### Exercise prompt
Put each line of the listing below into a JSON list of strings, one string per line, leaving out any blank lines.

### Exercise material

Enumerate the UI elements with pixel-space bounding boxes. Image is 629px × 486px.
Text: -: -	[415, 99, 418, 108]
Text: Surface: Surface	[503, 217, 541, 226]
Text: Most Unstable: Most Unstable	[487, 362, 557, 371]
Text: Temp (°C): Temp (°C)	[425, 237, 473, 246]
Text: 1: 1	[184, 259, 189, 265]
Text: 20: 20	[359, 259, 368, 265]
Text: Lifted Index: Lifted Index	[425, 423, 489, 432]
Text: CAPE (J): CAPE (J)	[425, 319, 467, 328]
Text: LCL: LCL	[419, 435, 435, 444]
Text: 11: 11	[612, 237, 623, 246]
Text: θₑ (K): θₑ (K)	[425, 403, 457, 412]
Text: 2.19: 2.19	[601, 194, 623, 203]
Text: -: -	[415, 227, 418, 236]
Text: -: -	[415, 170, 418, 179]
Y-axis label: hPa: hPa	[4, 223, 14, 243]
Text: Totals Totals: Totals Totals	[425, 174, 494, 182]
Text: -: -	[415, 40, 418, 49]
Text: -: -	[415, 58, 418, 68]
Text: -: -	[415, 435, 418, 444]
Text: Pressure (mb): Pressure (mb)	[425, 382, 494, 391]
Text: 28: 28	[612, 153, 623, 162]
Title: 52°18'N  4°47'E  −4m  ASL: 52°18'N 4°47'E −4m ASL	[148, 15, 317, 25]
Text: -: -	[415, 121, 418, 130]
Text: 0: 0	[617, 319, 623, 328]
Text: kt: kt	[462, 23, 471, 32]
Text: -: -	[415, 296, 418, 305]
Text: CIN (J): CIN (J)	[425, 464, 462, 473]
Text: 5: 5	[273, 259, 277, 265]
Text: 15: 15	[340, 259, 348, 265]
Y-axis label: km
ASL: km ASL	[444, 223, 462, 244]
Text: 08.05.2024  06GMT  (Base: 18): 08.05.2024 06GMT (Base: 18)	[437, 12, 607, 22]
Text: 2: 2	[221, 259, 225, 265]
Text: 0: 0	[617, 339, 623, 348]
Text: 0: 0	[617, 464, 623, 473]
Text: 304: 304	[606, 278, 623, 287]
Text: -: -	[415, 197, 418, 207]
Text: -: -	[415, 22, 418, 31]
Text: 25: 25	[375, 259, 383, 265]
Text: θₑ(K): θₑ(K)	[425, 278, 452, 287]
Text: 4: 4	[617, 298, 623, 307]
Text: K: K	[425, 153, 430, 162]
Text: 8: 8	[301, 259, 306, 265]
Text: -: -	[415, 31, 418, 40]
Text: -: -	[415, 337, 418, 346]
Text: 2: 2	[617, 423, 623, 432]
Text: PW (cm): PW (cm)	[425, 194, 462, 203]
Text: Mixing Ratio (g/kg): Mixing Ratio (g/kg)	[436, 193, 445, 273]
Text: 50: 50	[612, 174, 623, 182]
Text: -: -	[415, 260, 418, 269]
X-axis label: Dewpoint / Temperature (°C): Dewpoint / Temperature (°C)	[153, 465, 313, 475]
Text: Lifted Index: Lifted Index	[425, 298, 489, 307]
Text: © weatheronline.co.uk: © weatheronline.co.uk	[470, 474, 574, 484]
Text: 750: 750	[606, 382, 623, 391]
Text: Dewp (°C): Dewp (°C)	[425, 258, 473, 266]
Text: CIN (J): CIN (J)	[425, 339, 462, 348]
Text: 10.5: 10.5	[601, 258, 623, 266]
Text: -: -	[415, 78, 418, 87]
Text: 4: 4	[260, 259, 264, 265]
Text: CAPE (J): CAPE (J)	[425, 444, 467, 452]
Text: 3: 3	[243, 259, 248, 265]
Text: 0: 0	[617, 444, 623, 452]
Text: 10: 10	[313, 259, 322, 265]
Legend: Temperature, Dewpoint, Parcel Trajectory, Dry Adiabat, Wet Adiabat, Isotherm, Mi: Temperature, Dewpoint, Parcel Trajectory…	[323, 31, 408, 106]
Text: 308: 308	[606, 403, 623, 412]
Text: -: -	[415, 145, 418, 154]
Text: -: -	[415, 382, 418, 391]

### The reply
[
  "Enumerate the UI elements with pixel-space bounding boxes. Image is 629px × 486px.",
  "Text: -: -\t[415, 99, 418, 108]",
  "Text: Surface: Surface\t[503, 217, 541, 226]",
  "Text: Most Unstable: Most Unstable\t[487, 362, 557, 371]",
  "Text: Temp (°C): Temp (°C)\t[425, 237, 473, 246]",
  "Text: 1: 1\t[184, 259, 189, 265]",
  "Text: 20: 20\t[359, 259, 368, 265]",
  "Text: Lifted Index: Lifted Index\t[425, 423, 489, 432]",
  "Text: CAPE (J): CAPE (J)\t[425, 319, 467, 328]",
  "Text: LCL: LCL\t[419, 435, 435, 444]",
  "Text: 11: 11\t[612, 237, 623, 246]",
  "Text: θₑ (K): θₑ (K)\t[425, 403, 457, 412]",
  "Text: 2.19: 2.19\t[601, 194, 623, 203]",
  "Text: -: -\t[415, 227, 418, 236]",
  "Text: -: -\t[415, 170, 418, 179]",
  "Y-axis label: hPa: hPa\t[4, 223, 14, 243]",
  "Text: Totals Totals: Totals Totals\t[425, 174, 494, 182]",
  "Text: -: -\t[415, 40, 418, 49]",
  "Text: -: -\t[415, 58, 418, 68]",
  "Text: -: -\t[415, 435, 418, 444]",
  "Text: Pressure (mb): Pressure (mb)\t[425, 382, 494, 391]",
  "Text: 28: 28\t[612, 153, 623, 162]",
  "Title: 52°18'N  4°47'E  −4m  ASL: 52°18'N 4°47'E −4m ASL\t[148, 15, 317, 25]",
  "Text: -: -\t[415, 121, 418, 130]",
  "Text: 0: 0\t[617, 319, 623, 328]",
  "Text: kt: kt\t[462, 23, 471, 32]",
  "Text: -: -\t[415, 296, 418, 305]",
  "Text: CIN (J): CIN (J)\t[425, 464, 462, 473]",
  "Text: 5: 5\t[273, 259, 277, 265]",
  "Text: 15: 15\t[340, 259, 348, 265]",
  "Y-axis label: km",
  "ASL: km ASL\t[444, 223, 462, 244]",
  "Text: 08.05.2024  06GMT  (Base: 18): 08.05.2024 06GMT (Base: 18)\t[437, 12, 607, 22]",
  "Text: 2: 2\t[221, 259, 225, 265]",
  "Text: 0: 0\t[617, 339, 623, 348]",
  "Text: 0: 0\t[617, 464, 623, 473]",
  "Text: 304: 304\t[606, 278, 623, 287]",
  "Text: -: -\t[415, 197, 418, 207]",
  "Text: -: -\t[415, 22, 418, 31]",
  "Text: 25: 25\t[375, 259, 383, 265]",
  "Text: θₑ(K): θₑ(K)\t[425, 278, 452, 287]",
  "Text: 4: 4\t[617, 298, 623, 307]",
  "Text: K: K\t[425, 153, 430, 162]",
  "Text: 8: 8\t[301, 259, 306, 265]",
  "Text: -: -\t[415, 31, 418, 40]",
  "Text: -: -\t[415, 337, 418, 346]",
  "Text: 2: 2\t[617, 423, 623, 432]",
  "Text: PW (cm): PW (cm)\t[425, 194, 462, 203]",
  "Text: Mixing Ratio (g/kg): Mixing Ratio (g/kg)\t[436, 193, 445, 273]",
  "Text: 50: 50\t[612, 174, 623, 182]",
  "Text: -: -\t[415, 260, 418, 269]",
  "X-axis label: Dewpoint / Temperature (°C): Dewpoint / Temperature (°C)\t[153, 465, 313, 475]",
  "Text: Lifted Index: Lifted Index\t[425, 298, 489, 307]",
  "Text: © weatheronline.co.uk: © weatheronline.co.uk\t[470, 474, 574, 484]",
  "Text: 750: 750\t[606, 382, 623, 391]",
  "Text: Dewp (°C): Dewp (°C)\t[425, 258, 473, 266]",
  "Text: CIN (J): CIN (J)\t[425, 339, 462, 348]",
  "Text: 10.5: 10.5\t[601, 258, 623, 266]",
  "Text: -: -\t[415, 78, 418, 87]",
  "Text: 4: 4\t[260, 259, 264, 265]",
  "Text: CAPE (J): CAPE (J)\t[425, 444, 467, 452]",
  "Text: 3: 3\t[243, 259, 248, 265]",
  "Text: 0: 0\t[617, 444, 623, 452]",
  "Text: 10: 10\t[313, 259, 322, 265]",
  "Legend: Temperature, Dewpoint, Parcel Trajectory, Dry Adiabat, Wet Adiabat, Isotherm, Mi: Temperature, Dewpoint, Parcel Trajectory…\t[323, 31, 408, 106]",
  "Text: 308: 308\t[606, 403, 623, 412]",
  "Text: -: -\t[415, 145, 418, 154]",
  "Text: -: -\t[415, 382, 418, 391]"
]